Reproduce all of the records exactly.

=-=-=-=-=

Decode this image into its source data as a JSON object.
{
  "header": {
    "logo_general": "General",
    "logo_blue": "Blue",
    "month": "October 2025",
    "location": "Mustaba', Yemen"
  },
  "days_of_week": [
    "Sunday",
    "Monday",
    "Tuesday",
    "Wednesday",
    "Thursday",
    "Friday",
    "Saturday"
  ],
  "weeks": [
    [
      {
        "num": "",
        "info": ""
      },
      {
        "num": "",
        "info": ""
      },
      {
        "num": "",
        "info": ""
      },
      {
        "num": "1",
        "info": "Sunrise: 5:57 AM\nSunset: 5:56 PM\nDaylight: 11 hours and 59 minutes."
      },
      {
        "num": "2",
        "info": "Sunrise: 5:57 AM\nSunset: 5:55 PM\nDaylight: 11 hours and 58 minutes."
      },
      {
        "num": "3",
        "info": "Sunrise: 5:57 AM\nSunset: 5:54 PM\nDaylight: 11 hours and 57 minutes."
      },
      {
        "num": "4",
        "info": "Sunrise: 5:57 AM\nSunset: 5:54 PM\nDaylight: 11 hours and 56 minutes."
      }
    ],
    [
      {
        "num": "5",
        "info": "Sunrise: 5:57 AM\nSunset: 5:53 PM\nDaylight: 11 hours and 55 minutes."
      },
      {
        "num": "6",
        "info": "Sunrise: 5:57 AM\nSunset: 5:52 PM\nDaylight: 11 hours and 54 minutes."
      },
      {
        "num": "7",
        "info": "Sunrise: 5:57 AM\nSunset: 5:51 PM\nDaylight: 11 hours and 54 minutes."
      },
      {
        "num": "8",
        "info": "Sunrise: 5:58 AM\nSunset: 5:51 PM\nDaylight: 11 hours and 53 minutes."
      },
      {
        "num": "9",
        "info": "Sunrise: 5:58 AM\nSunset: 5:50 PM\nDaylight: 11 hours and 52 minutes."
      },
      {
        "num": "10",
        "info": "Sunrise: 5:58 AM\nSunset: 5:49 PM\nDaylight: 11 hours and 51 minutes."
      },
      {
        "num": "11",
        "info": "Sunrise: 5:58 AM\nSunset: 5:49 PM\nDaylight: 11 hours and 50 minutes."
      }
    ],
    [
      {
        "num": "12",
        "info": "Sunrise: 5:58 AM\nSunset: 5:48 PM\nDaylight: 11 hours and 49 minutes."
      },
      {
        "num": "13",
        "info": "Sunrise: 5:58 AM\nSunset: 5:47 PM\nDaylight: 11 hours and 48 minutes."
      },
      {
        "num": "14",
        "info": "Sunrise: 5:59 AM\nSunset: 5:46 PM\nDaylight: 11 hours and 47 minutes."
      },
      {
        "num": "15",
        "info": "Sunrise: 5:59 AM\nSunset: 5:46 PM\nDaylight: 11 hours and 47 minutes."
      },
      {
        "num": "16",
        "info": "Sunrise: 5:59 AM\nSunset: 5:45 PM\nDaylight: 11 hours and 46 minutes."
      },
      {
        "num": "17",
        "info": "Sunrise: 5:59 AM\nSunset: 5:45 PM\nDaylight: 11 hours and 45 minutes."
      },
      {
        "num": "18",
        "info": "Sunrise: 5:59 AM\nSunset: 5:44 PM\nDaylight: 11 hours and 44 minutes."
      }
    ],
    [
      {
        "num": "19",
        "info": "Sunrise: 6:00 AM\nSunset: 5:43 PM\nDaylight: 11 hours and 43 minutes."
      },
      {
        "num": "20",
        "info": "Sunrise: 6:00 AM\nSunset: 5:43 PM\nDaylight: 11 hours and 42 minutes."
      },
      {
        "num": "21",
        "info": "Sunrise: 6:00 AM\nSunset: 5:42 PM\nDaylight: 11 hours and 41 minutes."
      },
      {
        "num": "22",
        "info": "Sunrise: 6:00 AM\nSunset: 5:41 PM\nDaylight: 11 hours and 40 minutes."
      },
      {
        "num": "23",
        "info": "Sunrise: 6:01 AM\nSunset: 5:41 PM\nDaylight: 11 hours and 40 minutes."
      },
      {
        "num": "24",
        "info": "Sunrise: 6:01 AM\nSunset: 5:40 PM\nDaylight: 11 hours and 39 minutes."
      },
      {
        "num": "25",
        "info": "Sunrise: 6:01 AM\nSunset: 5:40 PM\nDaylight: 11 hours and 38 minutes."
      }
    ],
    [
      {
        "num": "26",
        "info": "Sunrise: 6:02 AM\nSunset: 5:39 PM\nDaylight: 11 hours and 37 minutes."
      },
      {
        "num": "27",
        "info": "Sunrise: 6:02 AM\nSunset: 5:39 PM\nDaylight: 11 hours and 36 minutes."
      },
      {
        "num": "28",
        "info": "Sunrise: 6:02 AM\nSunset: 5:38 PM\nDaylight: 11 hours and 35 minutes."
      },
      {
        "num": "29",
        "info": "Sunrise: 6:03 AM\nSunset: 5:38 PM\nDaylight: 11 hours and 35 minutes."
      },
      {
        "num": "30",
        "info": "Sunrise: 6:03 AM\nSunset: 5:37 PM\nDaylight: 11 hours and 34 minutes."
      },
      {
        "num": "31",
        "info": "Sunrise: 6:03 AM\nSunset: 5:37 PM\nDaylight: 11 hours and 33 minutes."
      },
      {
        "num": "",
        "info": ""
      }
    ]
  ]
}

=-=-=-=-=

**Expected answer**
Decode this image into its source data as a JSON object.
{
  "header": {
    "logo_general": "General",
    "logo_blue": "Blue",
    "month": "October 2025",
    "location": "Mustaba', Yemen"
  },
  "days_of_week": [
    "Sunday",
    "Monday",
    "Tuesday",
    "Wednesday",
    "Thursday",
    "Friday",
    "Saturday"
  ],
  "weeks": [
    [
      {
        "num": "",
        "info": ""
      },
      {
        "num": "",
        "info": ""
      },
      {
        "num": "",
        "info": ""
      },
      {
        "num": "1",
        "info": "Sunrise: 5:57 AM\nSunset: 5:56 PM\nDaylight: 11 hours and 59 minutes."
      },
      {
        "num": "2",
        "info": "Sunrise: 5:57 AM\nSunset: 5:55 PM\nDaylight: 11 hours and 58 minutes."
      },
      {
        "num": "3",
        "info": "Sunrise: 5:57 AM\nSunset: 5:54 PM\nDaylight: 11 hours and 57 minutes."
      },
      {
        "num": "4",
        "info": "Sunrise: 5:57 AM\nSunset: 5:54 PM\nDaylight: 11 hours and 56 minutes."
      }
    ],
    [
      {
        "num": "5",
        "info": "Sunrise: 5:57 AM\nSunset: 5:53 PM\nDaylight: 11 hours and 55 minutes."
      },
      {
        "num": "6",
        "info": "Sunrise: 5:57 AM\nSunset: 5:52 PM\nDaylight: 11 hours and 54 minutes."
      },
      {
        "num": "7",
        "info": "Sunrise: 5:57 AM\nSunset: 5:51 PM\nDaylight: 11 hours and 54 minutes."
      },
      {
        "num": "8",
        "info": "Sunrise: 5:58 AM\nSunset: 5:51 PM\nDaylight: 11 hours and 53 minutes."
      },
      {
        "num": "9",
        "info": "Sunrise: 5:58 AM\nSunset: 5:50 PM\nDaylight: 11 hours and 52 minutes."
      },
      {
        "num": "10",
        "info": "Sunrise: 5:58 AM\nSunset: 5:49 PM\nDaylight: 11 hours and 51 minutes."
      },
      {
        "num": "11",
        "info": "Sunrise: 5:58 AM\nSunset: 5:49 PM\nDaylight: 11 hours and 50 minutes."
      }
    ],
    [
      {
        "num": "12",
        "info": "Sunrise: 5:58 AM\nSunset: 5:48 PM\nDaylight: 11 hours and 49 minutes."
      },
      {
        "num": "13",
        "info": "Sunrise: 5:58 AM\nSunset: 5:47 PM\nDaylight: 11 hours and 48 minutes."
      },
      {
        "num": "14",
        "info": "Sunrise: 5:59 AM\nSunset: 5:46 PM\nDaylight: 11 hours and 47 minutes."
      },
      {
        "num": "15",
        "info": "Sunrise: 5:59 AM\nSunset: 5:46 PM\nDaylight: 11 hours and 47 minutes."
      },
      {
        "num": "16",
        "info": "Sunrise: 5:59 AM\nSunset: 5:45 PM\nDaylight: 11 hours and 46 minutes."
      },
      {
        "num": "17",
        "info": "Sunrise: 5:59 AM\nSunset: 5:45 PM\nDaylight: 11 hours and 45 minutes."
      },
      {
        "num": "18",
        "info": "Sunrise: 5:59 AM\nSunset: 5:44 PM\nDaylight: 11 hours and 44 minutes."
      }
    ],
    [
      {
        "num": "19",
        "info": "Sunrise: 6:00 AM\nSunset: 5:43 PM\nDaylight: 11 hours and 43 minutes."
      },
      {
        "num": "20",
        "info": "Sunrise: 6:00 AM\nSunset: 5:43 PM\nDaylight: 11 hours and 42 minutes."
      },
      {
        "num": "21",
        "info": "Sunrise: 6:00 AM\nSunset: 5:42 PM\nDaylight: 11 hours and 41 minutes."
      },
      {
        "num": "22",
        "info": "Sunrise: 6:00 AM\nSunset: 5:41 PM\nDaylight: 11 hours and 40 minutes."
      },
      {
        "num": "23",
        "info": "Sunrise: 6:01 AM\nSunset: 5:41 PM\nDaylight: 11 hours and 40 minutes."
      },
      {
        "num": "24",
        "info": "Sunrise: 6:01 AM\nSunset: 5:40 PM\nDaylight: 11 hours and 39 minutes."
      },
      {
        "num": "25",
        "info": "Sunrise: 6:01 AM\nSunset: 5:40 PM\nDaylight: 11 hours and 38 minutes."
      }
    ],
    [
      {
        "num": "26",
        "info": "Sunrise: 6:02 AM\nSunset: 5:39 PM\nDaylight: 11 hours and 37 minutes."
      },
      {
        "num": "27",
        "info": "Sunrise: 6:02 AM\nSunset: 5:39 PM\nDaylight: 11 hours and 36 minutes."
      },
      {
        "num": "28",
        "info": "Sunrise: 6:02 AM\nSunset: 5:38 PM\nDaylight: 11 hours and 35 minutes."
      },
      {
        "num": "29",
        "info": "Sunrise: 6:03 AM\nSunset: 5:38 PM\nDaylight: 11 hours and 35 minutes."
      },
      {
        "num": "30",
        "info": "Sunrise: 6:03 AM\nSunset: 5:37 PM\nDaylight: 11 hours and 34 minutes."
      },
      {
        "num": "31",
        "info": "Sunrise: 6:03 AM\nSunset: 5:37 PM\nDaylight: 11 hours and 33 minutes."
      },
      {
        "num": "",
        "info": ""
      }
    ]
  ]
}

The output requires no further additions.